WHAT YOU WILL DO =>
Count the lines in the records below that contain the word "selection", and reply with only that number.

THE INPUT =>
╔══

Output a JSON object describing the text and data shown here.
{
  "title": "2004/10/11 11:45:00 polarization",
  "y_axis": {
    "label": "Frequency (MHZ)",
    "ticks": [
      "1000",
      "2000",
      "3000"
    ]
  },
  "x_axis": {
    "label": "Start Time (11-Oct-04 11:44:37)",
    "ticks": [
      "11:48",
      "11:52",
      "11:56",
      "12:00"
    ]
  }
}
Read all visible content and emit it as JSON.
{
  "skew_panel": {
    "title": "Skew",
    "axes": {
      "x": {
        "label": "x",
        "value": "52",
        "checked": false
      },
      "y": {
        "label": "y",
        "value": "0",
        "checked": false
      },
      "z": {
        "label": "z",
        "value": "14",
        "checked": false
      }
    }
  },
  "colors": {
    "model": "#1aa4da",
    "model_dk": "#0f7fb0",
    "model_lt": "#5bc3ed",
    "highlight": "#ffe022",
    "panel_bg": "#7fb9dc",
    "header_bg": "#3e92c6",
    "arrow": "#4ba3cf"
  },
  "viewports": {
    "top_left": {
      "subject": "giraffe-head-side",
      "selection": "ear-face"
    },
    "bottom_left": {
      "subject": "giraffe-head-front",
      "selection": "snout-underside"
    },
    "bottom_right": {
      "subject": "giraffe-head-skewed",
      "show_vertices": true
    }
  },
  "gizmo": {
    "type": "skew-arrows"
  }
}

╚══

REPLY =>
2